* **WRITTEN INSTRUCTION**: Without the pictures, copy the entries below word for word.

--------------------------------

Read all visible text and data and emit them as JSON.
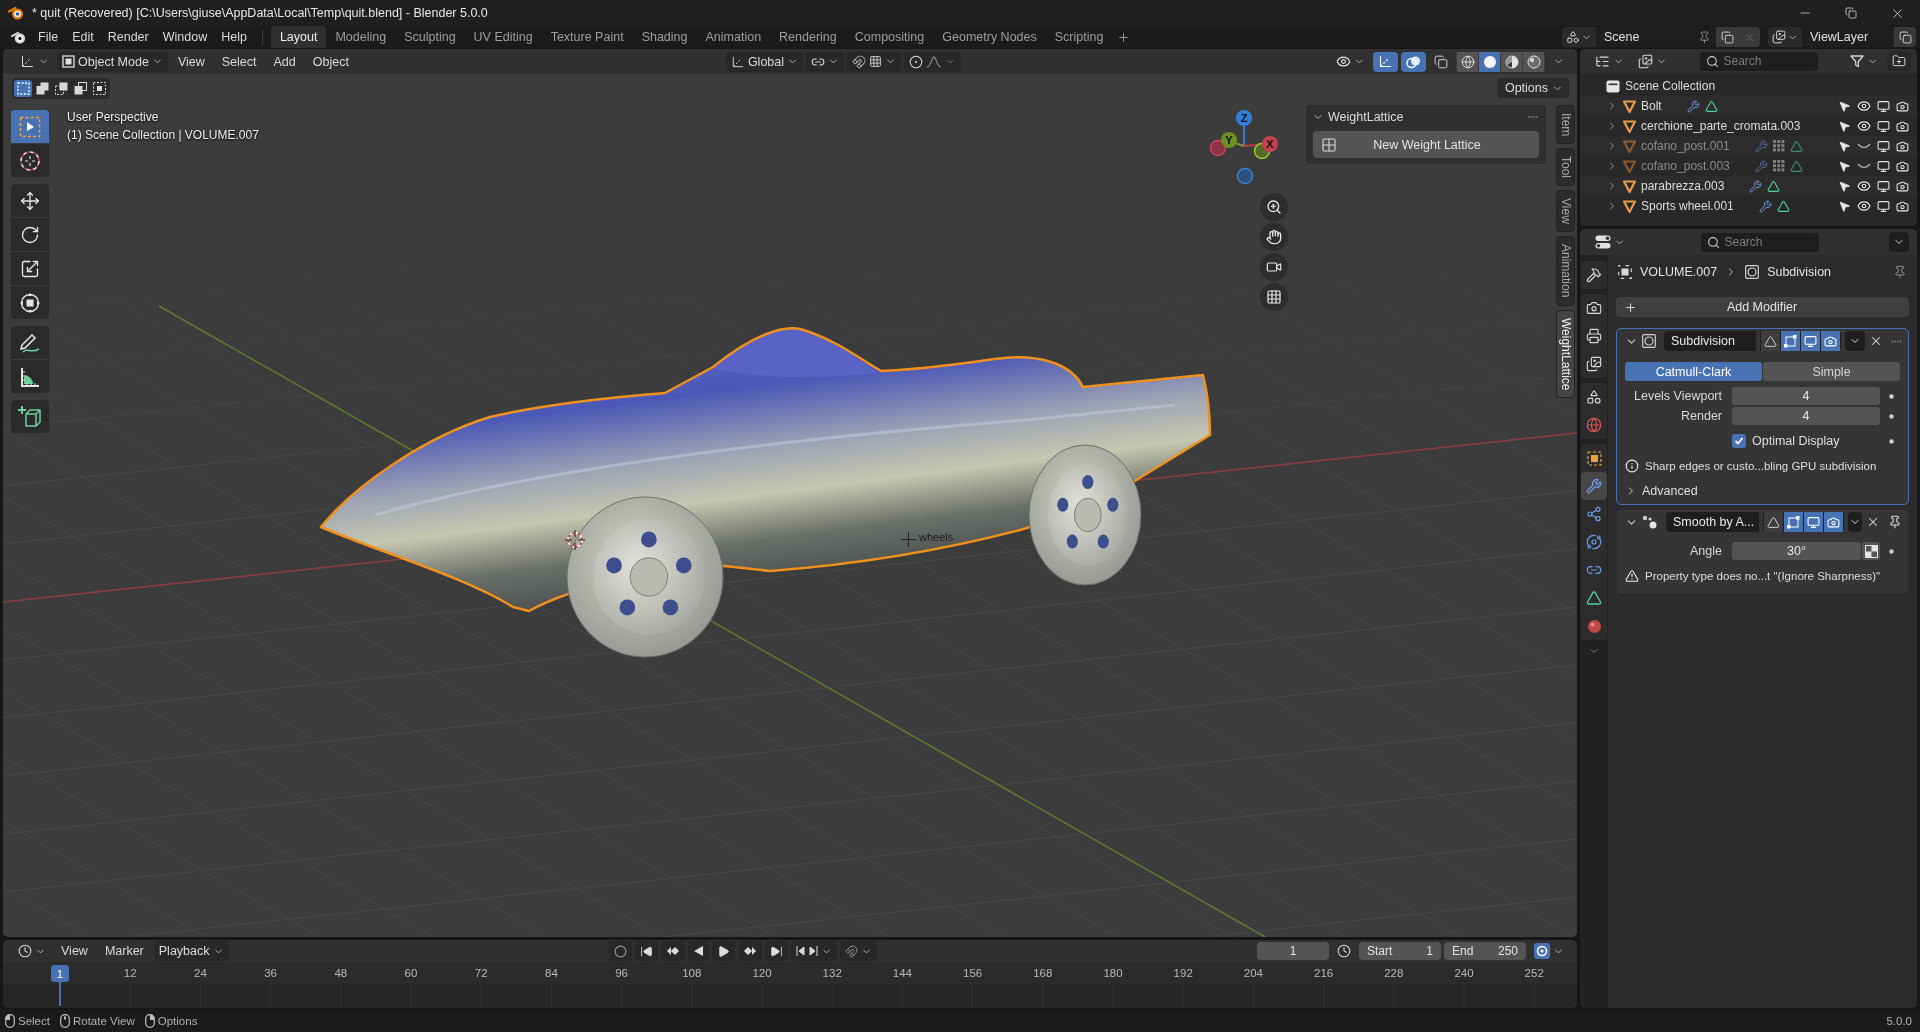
{
  "window": {
    "title": "* quit (Recovered) [C:\\Users\\giuse\\AppData\\Local\\Temp\\quit.blend] - Blender 5.0.0"
  },
  "menu": [
    "File",
    "Edit",
    "Render",
    "Window",
    "Help"
  ],
  "workspaces": [
    {
      "label": "Layout",
      "selected": true
    },
    {
      "label": "Modeling",
      "selected": false
    },
    {
      "label": "Sculpting",
      "selected": false
    },
    {
      "label": "UV Editing",
      "selected": false
    },
    {
      "label": "Texture Paint",
      "selected": false
    },
    {
      "label": "Shading",
      "selected": false
    },
    {
      "label": "Animation",
      "selected": false
    },
    {
      "label": "Rendering",
      "selected": false
    },
    {
      "label": "Compositing",
      "selected": false
    },
    {
      "label": "Geometry Nodes",
      "selected": false
    },
    {
      "label": "Scripting",
      "selected": false
    }
  ],
  "scene": "Scene",
  "view_layer": "ViewLayer",
  "viewport": {
    "mode": "Object Mode",
    "menus": [
      "View",
      "Select",
      "Add",
      "Object"
    ],
    "orientation": "Global",
    "header_toggles": [
      {
        "kind": "gizmos",
        "on": true
      },
      {
        "kind": "overlays",
        "on": true
      },
      {
        "kind": "xray",
        "on": false
      }
    ],
    "shading_modes": [
      {
        "kind": "wireframe",
        "selected": false
      },
      {
        "kind": "solid",
        "selected": true
      },
      {
        "kind": "material",
        "selected": false
      },
      {
        "kind": "rendered",
        "selected": false
      }
    ],
    "select_modes": [
      {
        "kind": "new",
        "selected": true
      },
      {
        "kind": "extend",
        "selected": false
      },
      {
        "kind": "subtract",
        "selected": false
      },
      {
        "kind": "invert",
        "selected": false
      },
      {
        "kind": "intersect",
        "selected": false
      }
    ],
    "options": "Options",
    "tool_groups": [
      [
        {
          "kind": "select_box",
          "selected": true
        },
        {
          "kind": "cursor",
          "selected": false
        }
      ],
      [
        {
          "kind": "move",
          "selected": false
        },
        {
          "kind": "rotate",
          "selected": false
        },
        {
          "kind": "scale",
          "selected": false
        },
        {
          "kind": "transform",
          "selected": false
        }
      ],
      [
        {
          "kind": "annotate",
          "selected": false
        },
        {
          "kind": "measure",
          "selected": false
        }
      ],
      [
        {
          "kind": "add_cube",
          "selected": false
        }
      ]
    ],
    "info": [
      "User Perspective",
      "(1) Scene Collection | VOLUME.007"
    ],
    "object_label": "wheels",
    "gizmo_axes": [
      "Z",
      "Y",
      "X"
    ],
    "sidebar": {
      "panel": {
        "title": "WeightLattice",
        "expanded": true,
        "button": "New Weight Lattice"
      },
      "tabs": [
        {
          "label": "Item",
          "selected": false
        },
        {
          "label": "Tool",
          "selected": false
        },
        {
          "label": "View",
          "selected": false
        },
        {
          "label": "Animation",
          "selected": false
        },
        {
          "label": "WeightLattice",
          "selected": true
        }
      ]
    }
  },
  "outliner": {
    "search_placeholder": "Search",
    "collection": "Scene Collection",
    "objects": [
      {
        "name": "Bolt",
        "hidden": false,
        "data": [
          {
            "kind": "modifier"
          },
          {
            "kind": "mesh"
          }
        ]
      },
      {
        "name": "cerchione_parte_cromata.003",
        "hidden": false
      },
      {
        "name": "cofano_post.001",
        "hidden": true,
        "data": [
          {
            "kind": "modifier"
          },
          {
            "kind": "dot_grid"
          },
          {
            "kind": "mesh"
          }
        ]
      },
      {
        "name": "cofano_post.003",
        "hidden": true,
        "data": [
          {
            "kind": "modifier"
          },
          {
            "kind": "dot_grid"
          },
          {
            "kind": "mesh"
          }
        ]
      },
      {
        "name": "parabrezza.003",
        "hidden": false,
        "data": [
          {
            "kind": "modifier"
          },
          {
            "kind": "mesh"
          }
        ]
      },
      {
        "name": "Sports wheel.001",
        "hidden": false,
        "data": [
          {
            "kind": "modifier"
          },
          {
            "kind": "mesh"
          }
        ]
      }
    ]
  },
  "properties": {
    "search_placeholder": "Search",
    "tab_groups": [
      [
        {
          "kind": "tool",
          "selected": false
        }
      ],
      [
        {
          "kind": "render",
          "selected": false
        },
        {
          "kind": "output",
          "selected": false
        },
        {
          "kind": "view_layer",
          "selected": false
        }
      ],
      [
        {
          "kind": "scene",
          "selected": false
        },
        {
          "kind": "world",
          "selected": false
        }
      ],
      [
        {
          "kind": "object",
          "selected": false
        },
        {
          "kind": "modifiers",
          "selected": true
        },
        {
          "kind": "particles",
          "selected": false
        },
        {
          "kind": "physics",
          "selected": false
        },
        {
          "kind": "constraints",
          "selected": false
        },
        {
          "kind": "data",
          "selected": false
        },
        {
          "kind": "material",
          "selected": false
        }
      ]
    ],
    "breadcrumb": [
      "VOLUME.007",
      "Subdivision"
    ],
    "add_modifier": "Add Modifier",
    "modifiers": [
      {
        "kind": "subdivision",
        "name": "Subdivision",
        "active": true,
        "expanded": true,
        "pinned": false,
        "toggles": [
          {
            "kind": "on_cage",
            "on": false
          },
          {
            "kind": "edit_mode",
            "on": true
          },
          {
            "kind": "viewport",
            "on": true
          },
          {
            "kind": "render",
            "on": true
          }
        ],
        "methods": [
          {
            "label": "Catmull-Clark",
            "selected": true
          },
          {
            "label": "Simple",
            "selected": false
          }
        ],
        "fields": [
          {
            "label": "Levels Viewport",
            "value": "4",
            "kind": "number"
          },
          {
            "label": "Render",
            "value": "4",
            "kind": "number"
          }
        ],
        "checkbox": {
          "label": "Optimal Display",
          "checked": true
        },
        "message": {
          "kind": "info",
          "text": "Sharp edges or custo...bling GPU subdivision"
        },
        "subpanel": {
          "label": "Advanced",
          "expanded": false
        }
      },
      {
        "kind": "smooth_by_angle",
        "name": "Smooth by A...",
        "active": false,
        "expanded": true,
        "pinned": true,
        "toggles": [
          {
            "kind": "on_cage",
            "on": false
          },
          {
            "kind": "edit_mode",
            "on": true
          },
          {
            "kind": "viewport",
            "on": true
          },
          {
            "kind": "render",
            "on": true
          }
        ],
        "fields": [
          {
            "label": "Angle",
            "value": "30°",
            "kind": "node_input"
          }
        ],
        "message": {
          "kind": "warning",
          "text": "Property type does no...t \"(Ignore Sharpness)\""
        }
      }
    ]
  },
  "timeline": {
    "menus": [
      "View",
      "Marker"
    ],
    "playback": "Playback",
    "current_frame": "1",
    "start_label": "Start",
    "start": "1",
    "end_label": "End",
    "end": "250",
    "playhead": "1",
    "ticks": [
      "12",
      "24",
      "36",
      "48",
      "60",
      "72",
      "84",
      "96",
      "108",
      "120",
      "132",
      "144",
      "156",
      "168",
      "180",
      "192",
      "204",
      "216",
      "228",
      "240",
      "252"
    ]
  },
  "status_bar": {
    "hints": [
      {
        "kind": "left_click",
        "label": "Select"
      },
      {
        "kind": "middle_click",
        "label": "Rotate View"
      },
      {
        "kind": "right_click",
        "label": "Options"
      }
    ],
    "version": "5.0.0"
  }
}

--------------------------------

* **COMPLETE ANSWER**:
Read all visible text and data and emit them as JSON.
{
  "window": {
    "title": "* quit (Recovered) [C:\\Users\\giuse\\AppData\\Local\\Temp\\quit.blend] - Blender 5.0.0"
  },
  "menu": [
    "File",
    "Edit",
    "Render",
    "Window",
    "Help"
  ],
  "workspaces": [
    {
      "label": "Layout",
      "selected": true
    },
    {
      "label": "Modeling",
      "selected": false
    },
    {
      "label": "Sculpting",
      "selected": false
    },
    {
      "label": "UV Editing",
      "selected": false
    },
    {
      "label": "Texture Paint",
      "selected": false
    },
    {
      "label": "Shading",
      "selected": false
    },
    {
      "label": "Animation",
      "selected": false
    },
    {
      "label": "Rendering",
      "selected": false
    },
    {
      "label": "Compositing",
      "selected": false
    },
    {
      "label": "Geometry Nodes",
      "selected": false
    },
    {
      "label": "Scripting",
      "selected": false
    }
  ],
  "scene": "Scene",
  "view_layer": "ViewLayer",
  "viewport": {
    "mode": "Object Mode",
    "menus": [
      "View",
      "Select",
      "Add",
      "Object"
    ],
    "orientation": "Global",
    "header_toggles": [
      {
        "kind": "gizmos",
        "on": true
      },
      {
        "kind": "overlays",
        "on": true
      },
      {
        "kind": "xray",
        "on": false
      }
    ],
    "shading_modes": [
      {
        "kind": "wireframe",
        "selected": false
      },
      {
        "kind": "solid",
        "selected": true
      },
      {
        "kind": "material",
        "selected": false
      },
      {
        "kind": "rendered",
        "selected": false
      }
    ],
    "select_modes": [
      {
        "kind": "new",
        "selected": true
      },
      {
        "kind": "extend",
        "selected": false
      },
      {
        "kind": "subtract",
        "selected": false
      },
      {
        "kind": "invert",
        "selected": false
      },
      {
        "kind": "intersect",
        "selected": false
      }
    ],
    "options": "Options",
    "tool_groups": [
      [
        {
          "kind": "select_box",
          "selected": true
        },
        {
          "kind": "cursor",
          "selected": false
        }
      ],
      [
        {
          "kind": "move",
          "selected": false
        },
        {
          "kind": "rotate",
          "selected": false
        },
        {
          "kind": "scale",
          "selected": false
        },
        {
          "kind": "transform",
          "selected": false
        }
      ],
      [
        {
          "kind": "annotate",
          "selected": false
        },
        {
          "kind": "measure",
          "selected": false
        }
      ],
      [
        {
          "kind": "add_cube",
          "selected": false
        }
      ]
    ],
    "info": [
      "User Perspective",
      "(1) Scene Collection | VOLUME.007"
    ],
    "object_label": "wheels",
    "gizmo_axes": [
      "Z",
      "Y",
      "X"
    ],
    "sidebar": {
      "panel": {
        "title": "WeightLattice",
        "expanded": true,
        "button": "New Weight Lattice"
      },
      "tabs": [
        {
          "label": "Item",
          "selected": false
        },
        {
          "label": "Tool",
          "selected": false
        },
        {
          "label": "View",
          "selected": false
        },
        {
          "label": "Animation",
          "selected": false
        },
        {
          "label": "WeightLattice",
          "selected": true
        }
      ]
    }
  },
  "outliner": {
    "search_placeholder": "Search",
    "collection": "Scene Collection",
    "objects": [
      {
        "name": "Bolt",
        "hidden": false,
        "data": [
          {
            "kind": "modifier"
          },
          {
            "kind": "mesh"
          }
        ]
      },
      {
        "name": "cerchione_parte_cromata.003",
        "hidden": false
      },
      {
        "name": "cofano_post.001",
        "hidden": true,
        "data": [
          {
            "kind": "modifier"
          },
          {
            "kind": "dot_grid"
          },
          {
            "kind": "mesh"
          }
        ]
      },
      {
        "name": "cofano_post.003",
        "hidden": true,
        "data": [
          {
            "kind": "modifier"
          },
          {
            "kind": "dot_grid"
          },
          {
            "kind": "mesh"
          }
        ]
      },
      {
        "name": "parabrezza.003",
        "hidden": false,
        "data": [
          {
            "kind": "modifier"
          },
          {
            "kind": "mesh"
          }
        ]
      },
      {
        "name": "Sports wheel.001",
        "hidden": false,
        "data": [
          {
            "kind": "modifier"
          },
          {
            "kind": "mesh"
          }
        ]
      }
    ]
  },
  "properties": {
    "search_placeholder": "Search",
    "tab_groups": [
      [
        {
          "kind": "tool",
          "selected": false
        }
      ],
      [
        {
          "kind": "render",
          "selected": false
        },
        {
          "kind": "output",
          "selected": false
        },
        {
          "kind": "view_layer",
          "selected": false
        }
      ],
      [
        {
          "kind": "scene",
          "selected": false
        },
        {
          "kind": "world",
          "selected": false
        }
      ],
      [
        {
          "kind": "object",
          "selected": false
        },
        {
          "kind": "modifiers",
          "selected": true
        },
        {
          "kind": "particles",
          "selected": false
        },
        {
          "kind": "physics",
          "selected": false
        },
        {
          "kind": "constraints",
          "selected": false
        },
        {
          "kind": "data",
          "selected": false
        },
        {
          "kind": "material",
          "selected": false
        }
      ]
    ],
    "breadcrumb": [
      "VOLUME.007",
      "Subdivision"
    ],
    "add_modifier": "Add Modifier",
    "modifiers": [
      {
        "kind": "subdivision",
        "name": "Subdivision",
        "active": true,
        "expanded": true,
        "pinned": false,
        "toggles": [
          {
            "kind": "on_cage",
            "on": false
          },
          {
            "kind": "edit_mode",
            "on": true
          },
          {
            "kind": "viewport",
            "on": true
          },
          {
            "kind": "render",
            "on": true
          }
        ],
        "methods": [
          {
            "label": "Catmull-Clark",
            "selected": true
          },
          {
            "label": "Simple",
            "selected": false
          }
        ],
        "fields": [
          {
            "label": "Levels Viewport",
            "value": "4",
            "kind": "number"
          },
          {
            "label": "Render",
            "value": "4",
            "kind": "number"
          }
        ],
        "checkbox": {
          "label": "Optimal Display",
          "checked": true
        },
        "message": {
          "kind": "info",
          "text": "Sharp edges or custo...bling GPU subdivision"
        },
        "subpanel": {
          "label": "Advanced",
          "expanded": false
        }
      },
      {
        "kind": "smooth_by_angle",
        "name": "Smooth by A...",
        "active": false,
        "expanded": true,
        "pinned": true,
        "toggles": [
          {
            "kind": "on_cage",
            "on": false
          },
          {
            "kind": "edit_mode",
            "on": true
          },
          {
            "kind": "viewport",
            "on": true
          },
          {
            "kind": "render",
            "on": true
          }
        ],
        "fields": [
          {
            "label": "Angle",
            "value": "30°",
            "kind": "node_input"
          }
        ],
        "message": {
          "kind": "warning",
          "text": "Property type does no...t \"(Ignore Sharpness)\""
        }
      }
    ]
  },
  "timeline": {
    "menus": [
      "View",
      "Marker"
    ],
    "playback": "Playback",
    "current_frame": "1",
    "start_label": "Start",
    "start": "1",
    "end_label": "End",
    "end": "250",
    "playhead": "1",
    "ticks": [
      "12",
      "24",
      "36",
      "48",
      "60",
      "72",
      "84",
      "96",
      "108",
      "120",
      "132",
      "144",
      "156",
      "168",
      "180",
      "192",
      "204",
      "216",
      "228",
      "240",
      "252"
    ]
  },
  "status_bar": {
    "hints": [
      {
        "kind": "left_click",
        "label": "Select"
      },
      {
        "kind": "middle_click",
        "label": "Rotate View"
      },
      {
        "kind": "right_click",
        "label": "Options"
      }
    ],
    "version": "5.0.0"
  }
}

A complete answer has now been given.